Exercise goal: Copy out each line containing "side" from the entries below.

───── Exercise inputs ─────

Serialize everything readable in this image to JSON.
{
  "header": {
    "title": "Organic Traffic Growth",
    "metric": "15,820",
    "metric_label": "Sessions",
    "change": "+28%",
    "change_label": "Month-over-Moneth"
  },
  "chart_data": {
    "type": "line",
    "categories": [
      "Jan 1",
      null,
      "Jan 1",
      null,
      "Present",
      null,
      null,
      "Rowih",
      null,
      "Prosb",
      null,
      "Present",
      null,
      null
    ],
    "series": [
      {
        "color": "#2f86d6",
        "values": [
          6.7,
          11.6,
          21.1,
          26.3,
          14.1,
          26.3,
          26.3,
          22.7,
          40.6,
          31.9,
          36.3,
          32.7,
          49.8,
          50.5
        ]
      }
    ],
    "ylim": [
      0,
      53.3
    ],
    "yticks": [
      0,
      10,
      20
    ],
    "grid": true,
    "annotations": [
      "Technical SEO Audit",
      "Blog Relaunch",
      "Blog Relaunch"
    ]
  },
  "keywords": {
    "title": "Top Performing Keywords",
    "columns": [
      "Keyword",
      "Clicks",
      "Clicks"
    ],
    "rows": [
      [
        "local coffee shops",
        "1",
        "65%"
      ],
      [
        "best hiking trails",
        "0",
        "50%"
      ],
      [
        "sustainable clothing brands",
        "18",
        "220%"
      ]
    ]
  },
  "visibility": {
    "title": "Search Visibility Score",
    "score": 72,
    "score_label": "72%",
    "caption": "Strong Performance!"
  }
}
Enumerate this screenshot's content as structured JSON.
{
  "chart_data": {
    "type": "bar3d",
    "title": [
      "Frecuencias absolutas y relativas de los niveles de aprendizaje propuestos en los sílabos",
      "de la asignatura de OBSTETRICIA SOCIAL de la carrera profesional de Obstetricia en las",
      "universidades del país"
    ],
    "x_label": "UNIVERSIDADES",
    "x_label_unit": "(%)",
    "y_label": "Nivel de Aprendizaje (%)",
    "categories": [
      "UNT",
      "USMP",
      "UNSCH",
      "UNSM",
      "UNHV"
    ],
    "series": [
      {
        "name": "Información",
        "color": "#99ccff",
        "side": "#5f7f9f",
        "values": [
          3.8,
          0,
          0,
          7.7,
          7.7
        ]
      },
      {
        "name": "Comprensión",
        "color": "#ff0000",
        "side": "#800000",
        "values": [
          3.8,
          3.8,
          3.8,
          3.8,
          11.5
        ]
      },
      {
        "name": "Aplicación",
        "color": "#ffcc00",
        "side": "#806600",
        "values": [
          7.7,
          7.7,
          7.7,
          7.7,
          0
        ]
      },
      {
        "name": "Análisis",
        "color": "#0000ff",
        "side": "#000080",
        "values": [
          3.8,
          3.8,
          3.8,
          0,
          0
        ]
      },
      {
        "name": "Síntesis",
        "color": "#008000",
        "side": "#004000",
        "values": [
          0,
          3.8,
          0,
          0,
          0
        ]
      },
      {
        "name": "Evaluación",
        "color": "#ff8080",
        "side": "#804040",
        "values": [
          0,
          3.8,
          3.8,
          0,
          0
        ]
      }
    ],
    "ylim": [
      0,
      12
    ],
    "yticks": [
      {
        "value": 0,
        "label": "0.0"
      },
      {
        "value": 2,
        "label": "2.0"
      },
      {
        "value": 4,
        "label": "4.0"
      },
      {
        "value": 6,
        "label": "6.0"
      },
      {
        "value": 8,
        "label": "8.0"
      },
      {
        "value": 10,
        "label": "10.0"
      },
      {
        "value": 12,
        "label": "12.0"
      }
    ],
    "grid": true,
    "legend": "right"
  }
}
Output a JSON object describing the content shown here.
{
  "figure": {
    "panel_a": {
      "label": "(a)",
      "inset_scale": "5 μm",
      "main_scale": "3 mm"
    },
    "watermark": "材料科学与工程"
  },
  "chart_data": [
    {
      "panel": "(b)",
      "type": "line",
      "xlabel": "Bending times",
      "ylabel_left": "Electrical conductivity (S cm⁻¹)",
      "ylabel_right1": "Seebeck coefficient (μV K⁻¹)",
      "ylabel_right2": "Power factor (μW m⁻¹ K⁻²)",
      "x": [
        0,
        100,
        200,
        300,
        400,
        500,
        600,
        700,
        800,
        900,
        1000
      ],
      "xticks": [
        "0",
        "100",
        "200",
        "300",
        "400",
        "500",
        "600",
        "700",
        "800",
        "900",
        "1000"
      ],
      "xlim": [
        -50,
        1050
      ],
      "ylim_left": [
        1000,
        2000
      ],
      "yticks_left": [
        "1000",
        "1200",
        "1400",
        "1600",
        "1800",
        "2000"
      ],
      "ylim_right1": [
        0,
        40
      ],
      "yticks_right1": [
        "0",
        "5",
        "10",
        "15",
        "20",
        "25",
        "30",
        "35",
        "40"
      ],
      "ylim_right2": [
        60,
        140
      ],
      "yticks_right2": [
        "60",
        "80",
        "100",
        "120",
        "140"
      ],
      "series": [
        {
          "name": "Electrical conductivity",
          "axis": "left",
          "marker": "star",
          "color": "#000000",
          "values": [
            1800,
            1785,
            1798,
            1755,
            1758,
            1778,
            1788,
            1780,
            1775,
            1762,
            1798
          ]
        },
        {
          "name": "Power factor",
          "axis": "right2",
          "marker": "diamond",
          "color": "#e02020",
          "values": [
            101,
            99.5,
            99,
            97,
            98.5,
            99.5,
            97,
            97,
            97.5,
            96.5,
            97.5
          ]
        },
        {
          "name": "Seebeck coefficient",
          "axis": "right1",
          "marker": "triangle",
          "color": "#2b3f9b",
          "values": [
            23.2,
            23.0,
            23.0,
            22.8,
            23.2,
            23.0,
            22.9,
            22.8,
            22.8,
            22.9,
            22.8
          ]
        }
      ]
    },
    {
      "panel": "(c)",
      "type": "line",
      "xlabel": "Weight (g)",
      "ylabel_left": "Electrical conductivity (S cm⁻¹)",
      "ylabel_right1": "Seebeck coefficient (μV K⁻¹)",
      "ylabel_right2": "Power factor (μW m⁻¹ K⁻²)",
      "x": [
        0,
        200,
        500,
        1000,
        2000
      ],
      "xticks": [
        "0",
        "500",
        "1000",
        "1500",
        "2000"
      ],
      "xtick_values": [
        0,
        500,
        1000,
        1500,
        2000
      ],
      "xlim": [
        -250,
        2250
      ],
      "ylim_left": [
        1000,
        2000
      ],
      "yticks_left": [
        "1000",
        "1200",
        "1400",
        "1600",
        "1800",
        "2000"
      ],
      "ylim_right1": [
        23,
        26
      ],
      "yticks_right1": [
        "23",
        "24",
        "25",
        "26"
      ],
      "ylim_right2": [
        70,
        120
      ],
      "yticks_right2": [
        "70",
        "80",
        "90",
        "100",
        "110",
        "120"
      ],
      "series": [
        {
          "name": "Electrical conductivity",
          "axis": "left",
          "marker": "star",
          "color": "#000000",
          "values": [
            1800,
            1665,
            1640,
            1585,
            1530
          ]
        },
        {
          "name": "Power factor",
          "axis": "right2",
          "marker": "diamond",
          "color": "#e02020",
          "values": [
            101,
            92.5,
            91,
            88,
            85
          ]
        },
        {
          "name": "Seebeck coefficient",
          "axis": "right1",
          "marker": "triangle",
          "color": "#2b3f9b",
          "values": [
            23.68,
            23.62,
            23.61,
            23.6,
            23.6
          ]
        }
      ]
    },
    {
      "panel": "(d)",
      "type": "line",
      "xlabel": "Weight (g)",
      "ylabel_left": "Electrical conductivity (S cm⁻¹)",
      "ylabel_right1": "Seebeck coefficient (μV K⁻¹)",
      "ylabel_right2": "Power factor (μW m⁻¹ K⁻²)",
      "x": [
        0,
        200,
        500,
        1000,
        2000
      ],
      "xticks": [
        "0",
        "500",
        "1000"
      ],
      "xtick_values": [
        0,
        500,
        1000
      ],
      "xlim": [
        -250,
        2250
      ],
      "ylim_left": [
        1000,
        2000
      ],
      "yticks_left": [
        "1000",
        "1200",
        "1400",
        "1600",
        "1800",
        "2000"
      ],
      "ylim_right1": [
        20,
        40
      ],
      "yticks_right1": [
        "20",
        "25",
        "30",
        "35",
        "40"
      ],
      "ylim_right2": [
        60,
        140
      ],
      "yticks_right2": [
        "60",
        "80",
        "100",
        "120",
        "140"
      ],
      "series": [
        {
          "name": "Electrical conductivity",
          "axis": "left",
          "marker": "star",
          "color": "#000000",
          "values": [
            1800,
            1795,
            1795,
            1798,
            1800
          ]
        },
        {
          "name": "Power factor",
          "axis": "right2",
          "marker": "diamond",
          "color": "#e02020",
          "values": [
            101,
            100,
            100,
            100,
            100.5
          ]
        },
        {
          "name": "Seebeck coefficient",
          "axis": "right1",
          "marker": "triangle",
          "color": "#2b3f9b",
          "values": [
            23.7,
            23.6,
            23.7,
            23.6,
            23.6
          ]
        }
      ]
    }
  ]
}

─────

Exercise response:
        "side": "#5f7f9f",
        "side": "#800000",
        "side": "#806600",
        "side": "#000080",
        "side": "#004000",
        "side": "#804040",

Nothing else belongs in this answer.